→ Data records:

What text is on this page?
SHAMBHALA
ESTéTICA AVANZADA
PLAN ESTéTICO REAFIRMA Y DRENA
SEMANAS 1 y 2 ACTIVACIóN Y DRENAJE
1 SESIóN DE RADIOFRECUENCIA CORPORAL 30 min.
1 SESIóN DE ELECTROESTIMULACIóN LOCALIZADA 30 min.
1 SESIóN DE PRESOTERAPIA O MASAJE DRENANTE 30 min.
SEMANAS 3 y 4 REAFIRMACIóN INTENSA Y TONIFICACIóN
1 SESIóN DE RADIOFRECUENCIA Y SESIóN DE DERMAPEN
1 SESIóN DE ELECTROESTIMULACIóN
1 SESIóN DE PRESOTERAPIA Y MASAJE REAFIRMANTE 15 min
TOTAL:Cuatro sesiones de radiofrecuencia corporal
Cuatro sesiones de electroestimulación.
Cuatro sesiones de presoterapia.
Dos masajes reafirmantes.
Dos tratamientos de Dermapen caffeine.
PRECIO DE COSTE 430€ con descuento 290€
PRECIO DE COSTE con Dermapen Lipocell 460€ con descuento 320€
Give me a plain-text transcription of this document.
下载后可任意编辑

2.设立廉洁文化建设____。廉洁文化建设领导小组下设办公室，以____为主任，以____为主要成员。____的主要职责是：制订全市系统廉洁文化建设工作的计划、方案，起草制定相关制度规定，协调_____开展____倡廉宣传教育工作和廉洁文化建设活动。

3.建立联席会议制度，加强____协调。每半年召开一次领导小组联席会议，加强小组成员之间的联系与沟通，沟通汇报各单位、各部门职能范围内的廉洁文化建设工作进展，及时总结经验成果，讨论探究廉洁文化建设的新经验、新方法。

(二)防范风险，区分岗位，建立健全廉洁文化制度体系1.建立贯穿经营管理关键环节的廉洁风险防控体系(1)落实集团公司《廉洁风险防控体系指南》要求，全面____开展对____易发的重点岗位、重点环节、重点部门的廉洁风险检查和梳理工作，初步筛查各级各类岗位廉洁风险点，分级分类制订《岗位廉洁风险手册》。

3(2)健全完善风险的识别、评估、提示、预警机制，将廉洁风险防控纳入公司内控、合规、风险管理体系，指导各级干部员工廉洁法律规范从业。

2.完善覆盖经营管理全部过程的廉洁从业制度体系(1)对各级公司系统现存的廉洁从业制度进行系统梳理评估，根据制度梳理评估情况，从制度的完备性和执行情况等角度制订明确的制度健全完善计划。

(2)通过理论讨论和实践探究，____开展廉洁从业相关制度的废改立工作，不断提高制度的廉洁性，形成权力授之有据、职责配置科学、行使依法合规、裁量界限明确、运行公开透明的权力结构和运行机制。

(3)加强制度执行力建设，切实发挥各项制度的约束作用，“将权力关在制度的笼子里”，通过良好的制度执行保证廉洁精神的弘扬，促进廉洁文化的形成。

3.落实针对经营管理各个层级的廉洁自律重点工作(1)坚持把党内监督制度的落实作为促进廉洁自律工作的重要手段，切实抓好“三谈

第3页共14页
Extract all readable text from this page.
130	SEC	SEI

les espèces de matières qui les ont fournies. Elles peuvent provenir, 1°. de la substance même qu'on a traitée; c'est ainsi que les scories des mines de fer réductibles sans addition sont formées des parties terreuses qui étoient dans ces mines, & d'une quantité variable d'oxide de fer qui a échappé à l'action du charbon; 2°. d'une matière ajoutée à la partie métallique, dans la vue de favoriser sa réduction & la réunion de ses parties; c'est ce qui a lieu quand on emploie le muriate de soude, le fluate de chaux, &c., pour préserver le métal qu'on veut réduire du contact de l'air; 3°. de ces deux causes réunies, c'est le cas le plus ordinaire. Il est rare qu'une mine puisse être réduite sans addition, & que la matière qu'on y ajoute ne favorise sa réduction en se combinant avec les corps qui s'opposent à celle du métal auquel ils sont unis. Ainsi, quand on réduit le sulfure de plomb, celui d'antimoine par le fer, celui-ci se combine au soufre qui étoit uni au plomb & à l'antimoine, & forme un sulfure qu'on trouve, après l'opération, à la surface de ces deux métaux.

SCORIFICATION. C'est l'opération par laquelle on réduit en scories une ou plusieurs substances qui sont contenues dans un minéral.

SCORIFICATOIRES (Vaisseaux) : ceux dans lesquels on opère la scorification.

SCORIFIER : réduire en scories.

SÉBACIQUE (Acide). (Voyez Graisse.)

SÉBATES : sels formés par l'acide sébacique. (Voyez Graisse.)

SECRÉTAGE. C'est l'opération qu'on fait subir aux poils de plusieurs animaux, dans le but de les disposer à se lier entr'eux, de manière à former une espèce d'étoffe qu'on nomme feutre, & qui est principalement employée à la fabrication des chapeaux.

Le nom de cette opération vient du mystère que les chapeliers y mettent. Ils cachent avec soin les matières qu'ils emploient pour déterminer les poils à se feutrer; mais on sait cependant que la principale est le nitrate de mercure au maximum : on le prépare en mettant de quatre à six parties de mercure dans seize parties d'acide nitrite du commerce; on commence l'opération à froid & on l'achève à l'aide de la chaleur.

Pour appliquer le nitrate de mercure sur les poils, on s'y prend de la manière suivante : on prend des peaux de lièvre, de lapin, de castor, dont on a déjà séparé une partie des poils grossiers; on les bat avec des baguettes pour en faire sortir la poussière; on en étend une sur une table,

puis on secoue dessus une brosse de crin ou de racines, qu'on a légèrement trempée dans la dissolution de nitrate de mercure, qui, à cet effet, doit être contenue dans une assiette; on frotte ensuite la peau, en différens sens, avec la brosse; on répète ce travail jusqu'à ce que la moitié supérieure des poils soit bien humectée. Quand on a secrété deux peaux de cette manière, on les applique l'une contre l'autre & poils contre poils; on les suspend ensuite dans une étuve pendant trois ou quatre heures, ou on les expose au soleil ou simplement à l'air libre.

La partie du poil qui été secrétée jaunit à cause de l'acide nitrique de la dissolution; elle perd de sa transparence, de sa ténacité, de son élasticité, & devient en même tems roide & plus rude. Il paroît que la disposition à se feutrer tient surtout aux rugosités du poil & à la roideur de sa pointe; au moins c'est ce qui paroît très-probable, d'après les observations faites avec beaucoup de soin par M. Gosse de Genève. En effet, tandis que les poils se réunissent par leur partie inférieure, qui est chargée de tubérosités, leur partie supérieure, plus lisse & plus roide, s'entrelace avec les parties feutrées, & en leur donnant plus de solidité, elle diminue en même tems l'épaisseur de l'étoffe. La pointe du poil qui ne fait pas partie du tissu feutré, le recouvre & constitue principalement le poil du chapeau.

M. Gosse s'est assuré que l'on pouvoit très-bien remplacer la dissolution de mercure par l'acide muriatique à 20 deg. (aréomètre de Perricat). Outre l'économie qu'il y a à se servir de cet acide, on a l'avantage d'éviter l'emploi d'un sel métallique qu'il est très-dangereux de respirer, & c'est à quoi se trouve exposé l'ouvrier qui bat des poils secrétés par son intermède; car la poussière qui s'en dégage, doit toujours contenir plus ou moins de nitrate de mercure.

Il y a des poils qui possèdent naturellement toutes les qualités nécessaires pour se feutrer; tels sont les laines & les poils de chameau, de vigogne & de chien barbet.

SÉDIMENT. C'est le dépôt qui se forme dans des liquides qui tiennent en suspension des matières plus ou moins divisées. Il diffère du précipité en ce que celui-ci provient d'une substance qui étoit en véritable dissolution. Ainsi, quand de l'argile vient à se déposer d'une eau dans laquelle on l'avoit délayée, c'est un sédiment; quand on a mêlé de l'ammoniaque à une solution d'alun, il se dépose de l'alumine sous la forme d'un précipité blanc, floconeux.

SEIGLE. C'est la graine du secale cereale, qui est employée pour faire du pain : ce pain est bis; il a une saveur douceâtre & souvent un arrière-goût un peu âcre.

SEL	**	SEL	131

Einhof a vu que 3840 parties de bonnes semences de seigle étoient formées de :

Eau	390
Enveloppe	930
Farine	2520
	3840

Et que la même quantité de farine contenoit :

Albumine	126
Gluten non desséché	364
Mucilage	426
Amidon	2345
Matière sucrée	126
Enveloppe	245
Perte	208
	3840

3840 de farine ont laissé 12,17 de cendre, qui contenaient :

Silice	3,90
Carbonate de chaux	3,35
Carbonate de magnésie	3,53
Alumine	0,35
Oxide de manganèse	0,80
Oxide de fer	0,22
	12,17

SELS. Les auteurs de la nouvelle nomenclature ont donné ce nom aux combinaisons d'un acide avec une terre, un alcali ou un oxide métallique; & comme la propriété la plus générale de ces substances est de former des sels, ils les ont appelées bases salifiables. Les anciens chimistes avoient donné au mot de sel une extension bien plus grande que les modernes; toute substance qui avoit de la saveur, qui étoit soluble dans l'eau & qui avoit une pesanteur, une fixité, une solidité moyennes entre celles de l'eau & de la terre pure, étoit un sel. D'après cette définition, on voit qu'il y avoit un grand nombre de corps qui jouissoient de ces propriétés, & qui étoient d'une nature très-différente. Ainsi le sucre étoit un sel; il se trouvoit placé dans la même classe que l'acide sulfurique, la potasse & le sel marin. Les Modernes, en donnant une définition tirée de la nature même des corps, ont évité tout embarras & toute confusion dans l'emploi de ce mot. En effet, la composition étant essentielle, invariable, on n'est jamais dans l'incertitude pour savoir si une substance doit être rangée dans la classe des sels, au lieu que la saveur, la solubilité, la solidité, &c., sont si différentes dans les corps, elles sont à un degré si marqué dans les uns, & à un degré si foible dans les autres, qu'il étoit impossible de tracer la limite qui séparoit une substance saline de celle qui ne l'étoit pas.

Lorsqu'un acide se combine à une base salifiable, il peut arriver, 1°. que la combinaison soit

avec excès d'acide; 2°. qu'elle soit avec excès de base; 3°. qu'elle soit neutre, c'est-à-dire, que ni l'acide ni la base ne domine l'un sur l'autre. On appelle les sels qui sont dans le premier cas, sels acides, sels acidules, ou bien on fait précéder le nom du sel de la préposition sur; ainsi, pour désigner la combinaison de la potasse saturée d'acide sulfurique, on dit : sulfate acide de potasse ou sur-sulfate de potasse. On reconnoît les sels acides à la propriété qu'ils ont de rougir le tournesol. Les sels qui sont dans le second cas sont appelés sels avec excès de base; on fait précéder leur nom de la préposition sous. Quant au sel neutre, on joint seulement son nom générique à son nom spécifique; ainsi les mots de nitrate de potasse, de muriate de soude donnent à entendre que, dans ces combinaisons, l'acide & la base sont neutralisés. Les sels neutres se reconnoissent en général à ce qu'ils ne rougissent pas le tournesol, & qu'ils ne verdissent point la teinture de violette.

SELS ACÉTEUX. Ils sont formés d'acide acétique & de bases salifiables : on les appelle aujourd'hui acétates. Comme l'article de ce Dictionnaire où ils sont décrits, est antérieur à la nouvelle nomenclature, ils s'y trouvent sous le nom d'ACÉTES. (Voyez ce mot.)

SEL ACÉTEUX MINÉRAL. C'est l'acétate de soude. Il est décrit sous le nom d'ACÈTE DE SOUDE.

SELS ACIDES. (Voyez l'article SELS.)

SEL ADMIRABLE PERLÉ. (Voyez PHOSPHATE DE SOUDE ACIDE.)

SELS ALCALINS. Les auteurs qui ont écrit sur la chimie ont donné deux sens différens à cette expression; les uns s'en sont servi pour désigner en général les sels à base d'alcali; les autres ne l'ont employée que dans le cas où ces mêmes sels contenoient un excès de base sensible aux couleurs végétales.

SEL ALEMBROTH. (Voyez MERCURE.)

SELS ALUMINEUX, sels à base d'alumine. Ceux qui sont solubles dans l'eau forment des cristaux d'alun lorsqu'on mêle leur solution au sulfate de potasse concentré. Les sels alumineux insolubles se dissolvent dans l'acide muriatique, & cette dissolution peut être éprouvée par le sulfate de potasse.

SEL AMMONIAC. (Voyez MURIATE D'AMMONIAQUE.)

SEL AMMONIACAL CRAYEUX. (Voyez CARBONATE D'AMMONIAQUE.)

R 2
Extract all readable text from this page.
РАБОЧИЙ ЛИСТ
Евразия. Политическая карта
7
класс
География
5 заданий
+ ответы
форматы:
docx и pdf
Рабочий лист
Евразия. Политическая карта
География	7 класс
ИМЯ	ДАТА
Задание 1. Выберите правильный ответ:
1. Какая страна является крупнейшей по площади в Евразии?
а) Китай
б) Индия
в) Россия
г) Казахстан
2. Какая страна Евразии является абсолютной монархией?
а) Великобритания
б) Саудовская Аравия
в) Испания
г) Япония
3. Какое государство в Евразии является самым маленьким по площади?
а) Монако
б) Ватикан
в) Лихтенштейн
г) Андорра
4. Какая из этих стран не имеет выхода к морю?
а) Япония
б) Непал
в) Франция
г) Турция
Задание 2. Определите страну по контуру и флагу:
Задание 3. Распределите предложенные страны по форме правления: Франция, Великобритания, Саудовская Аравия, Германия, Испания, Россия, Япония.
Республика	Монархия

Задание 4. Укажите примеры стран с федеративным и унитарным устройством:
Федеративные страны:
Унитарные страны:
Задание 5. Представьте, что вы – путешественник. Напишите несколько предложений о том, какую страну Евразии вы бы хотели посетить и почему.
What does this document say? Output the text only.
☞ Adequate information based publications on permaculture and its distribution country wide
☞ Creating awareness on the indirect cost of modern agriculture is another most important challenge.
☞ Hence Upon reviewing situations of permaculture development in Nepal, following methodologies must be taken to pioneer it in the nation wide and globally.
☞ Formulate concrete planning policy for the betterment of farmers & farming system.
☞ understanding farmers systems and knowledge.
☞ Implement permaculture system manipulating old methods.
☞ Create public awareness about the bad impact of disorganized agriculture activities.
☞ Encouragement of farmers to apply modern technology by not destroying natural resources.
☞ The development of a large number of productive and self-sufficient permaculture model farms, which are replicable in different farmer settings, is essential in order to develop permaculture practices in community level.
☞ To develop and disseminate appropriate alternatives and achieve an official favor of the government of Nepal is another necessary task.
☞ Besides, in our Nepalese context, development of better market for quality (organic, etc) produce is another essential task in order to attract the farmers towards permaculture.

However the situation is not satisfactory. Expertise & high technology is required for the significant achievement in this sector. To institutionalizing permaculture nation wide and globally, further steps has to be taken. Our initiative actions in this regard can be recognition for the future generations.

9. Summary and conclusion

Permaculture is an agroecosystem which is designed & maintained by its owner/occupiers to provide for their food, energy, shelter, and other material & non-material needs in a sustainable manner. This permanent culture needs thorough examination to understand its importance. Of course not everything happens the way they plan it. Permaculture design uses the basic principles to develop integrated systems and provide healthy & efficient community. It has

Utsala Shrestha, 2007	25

→ Exercise goal: Across the records, count the lines holding the string "technology". Give the number and stop.

→ Task solution: 2